-- BEGIN Data for this task --
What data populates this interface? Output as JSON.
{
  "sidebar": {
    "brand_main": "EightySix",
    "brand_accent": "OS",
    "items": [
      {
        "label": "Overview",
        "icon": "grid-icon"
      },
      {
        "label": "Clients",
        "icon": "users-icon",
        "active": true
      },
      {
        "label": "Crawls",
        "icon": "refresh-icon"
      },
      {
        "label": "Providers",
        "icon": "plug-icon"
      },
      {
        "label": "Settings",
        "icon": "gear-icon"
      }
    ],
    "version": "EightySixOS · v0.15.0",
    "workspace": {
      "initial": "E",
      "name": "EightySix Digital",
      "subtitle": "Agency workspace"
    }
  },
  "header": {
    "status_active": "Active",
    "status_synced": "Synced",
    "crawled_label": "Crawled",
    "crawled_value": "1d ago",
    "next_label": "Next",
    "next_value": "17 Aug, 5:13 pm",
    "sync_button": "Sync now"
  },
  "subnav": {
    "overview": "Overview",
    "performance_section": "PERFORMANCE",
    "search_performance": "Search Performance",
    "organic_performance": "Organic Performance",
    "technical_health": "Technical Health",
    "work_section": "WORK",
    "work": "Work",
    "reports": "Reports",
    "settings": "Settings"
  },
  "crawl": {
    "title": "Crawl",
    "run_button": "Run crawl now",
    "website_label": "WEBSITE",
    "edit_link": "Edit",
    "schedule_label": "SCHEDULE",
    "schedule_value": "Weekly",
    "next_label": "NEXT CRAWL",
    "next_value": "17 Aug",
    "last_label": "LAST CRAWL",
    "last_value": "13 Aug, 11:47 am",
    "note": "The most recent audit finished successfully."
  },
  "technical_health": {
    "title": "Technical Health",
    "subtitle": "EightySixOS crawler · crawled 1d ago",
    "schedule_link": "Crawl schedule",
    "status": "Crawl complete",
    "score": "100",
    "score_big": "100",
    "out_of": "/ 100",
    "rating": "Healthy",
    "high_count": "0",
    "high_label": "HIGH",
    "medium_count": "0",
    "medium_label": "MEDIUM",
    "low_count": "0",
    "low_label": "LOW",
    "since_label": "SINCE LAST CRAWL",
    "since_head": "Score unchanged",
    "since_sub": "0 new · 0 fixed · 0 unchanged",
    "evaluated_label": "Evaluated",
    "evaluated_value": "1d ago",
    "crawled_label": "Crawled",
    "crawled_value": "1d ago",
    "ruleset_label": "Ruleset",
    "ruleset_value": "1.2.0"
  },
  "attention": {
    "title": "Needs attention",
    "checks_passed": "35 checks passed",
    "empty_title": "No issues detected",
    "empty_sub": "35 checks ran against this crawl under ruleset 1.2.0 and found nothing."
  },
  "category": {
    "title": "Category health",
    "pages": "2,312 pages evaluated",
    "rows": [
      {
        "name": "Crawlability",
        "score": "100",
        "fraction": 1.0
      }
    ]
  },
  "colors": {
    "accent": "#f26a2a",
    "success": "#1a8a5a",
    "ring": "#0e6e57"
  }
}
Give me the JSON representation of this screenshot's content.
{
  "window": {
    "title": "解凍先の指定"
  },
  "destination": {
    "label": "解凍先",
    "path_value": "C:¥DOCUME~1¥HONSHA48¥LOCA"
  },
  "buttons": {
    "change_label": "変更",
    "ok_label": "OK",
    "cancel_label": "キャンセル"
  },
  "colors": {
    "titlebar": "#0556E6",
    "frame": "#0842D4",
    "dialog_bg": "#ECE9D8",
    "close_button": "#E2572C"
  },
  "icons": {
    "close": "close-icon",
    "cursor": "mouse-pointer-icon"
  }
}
-- END Data for this task --
Task details: Quote the entire listing above exactly.

Output of the task:
What data populates this interface? Output as JSON.
{
  "sidebar": {
    "brand_main": "EightySix",
    "brand_accent": "OS",
    "items": [
      {
        "label": "Overview",
        "icon": "grid-icon"
      },
      {
        "label": "Clients",
        "icon": "users-icon",
        "active": true
      },
      {
        "label": "Crawls",
        "icon": "refresh-icon"
      },
      {
        "label": "Providers",
        "icon": "plug-icon"
      },
      {
        "label": "Settings",
        "icon": "gear-icon"
      }
    ],
    "version": "EightySixOS · v0.15.0",
    "workspace": {
      "initial": "E",
      "name": "EightySix Digital",
      "subtitle": "Agency workspace"
    }
  },
  "header": {
    "status_active": "Active",
    "status_synced": "Synced",
    "crawled_label": "Crawled",
    "crawled_value": "1d ago",
    "next_label": "Next",
    "next_value": "17 Aug, 5:13 pm",
    "sync_button": "Sync now"
  },
  "subnav": {
    "overview": "Overview",
    "performance_section": "PERFORMANCE",
    "search_performance": "Search Performance",
    "organic_performance": "Organic Performance",
    "technical_health": "Technical Health",
    "work_section": "WORK",
    "work": "Work",
    "reports": "Reports",
    "settings": "Settings"
  },
  "crawl": {
    "title": "Crawl",
    "run_button": "Run crawl now",
    "website_label": "WEBSITE",
    "edit_link": "Edit",
    "schedule_label": "SCHEDULE",
    "schedule_value": "Weekly",
    "next_label": "NEXT CRAWL",
    "next_value": "17 Aug",
    "last_label": "LAST CRAWL",
    "last_value": "13 Aug, 11:47 am",
    "note": "The most recent audit finished successfully."
  },
  "technical_health": {
    "title": "Technical Health",
    "subtitle": "EightySixOS crawler · crawled 1d ago",
    "schedule_link": "Crawl schedule",
    "status": "Crawl complete",
    "score": "100",
    "score_big": "100",
    "out_of": "/ 100",
    "rating": "Healthy",
    "high_count": "0",
    "high_label": "HIGH",
    "medium_count": "0",
    "medium_label": "MEDIUM",
    "low_count": "0",
    "low_label": "LOW",
    "since_label": "SINCE LAST CRAWL",
    "since_head": "Score unchanged",
    "since_sub": "0 new · 0 fixed · 0 unchanged",
    "evaluated_label": "Evaluated",
    "evaluated_value": "1d ago",
    "crawled_label": "Crawled",
    "crawled_value": "1d ago",
    "ruleset_label": "Ruleset",
    "ruleset_value": "1.2.0"
  },
  "attention": {
    "title": "Needs attention",
    "checks_passed": "35 checks passed",
    "empty_title": "No issues detected",
    "empty_sub": "35 checks ran against this crawl under ruleset 1.2.0 and found nothing."
  },
  "category": {
    "title": "Category health",
    "pages": "2,312 pages evaluated",
    "rows": [
      {
        "name": "Crawlability",
        "score": "100",
        "fraction": 1.0
      }
    ]
  },
  "colors": {
    "accent": "#f26a2a",
    "success": "#1a8a5a",
    "ring": "#0e6e57"
  }
}
Give me the JSON representation of this screenshot's content.
{
  "window": {
    "title": "解凍先の指定"
  },
  "destination": {
    "label": "解凍先",
    "path_value": "C:¥DOCUME~1¥HONSHA48¥LOCA"
  },
  "buttons": {
    "change_label": "変更",
    "ok_label": "OK",
    "cancel_label": "キャンセル"
  },
  "colors": {
    "titlebar": "#0556E6",
    "frame": "#0842D4",
    "dialog_bg": "#ECE9D8",
    "close_button": "#E2572C"
  },
  "icons": {
    "close": "close-icon",
    "cursor": "mouse-pointer-icon"
  }
}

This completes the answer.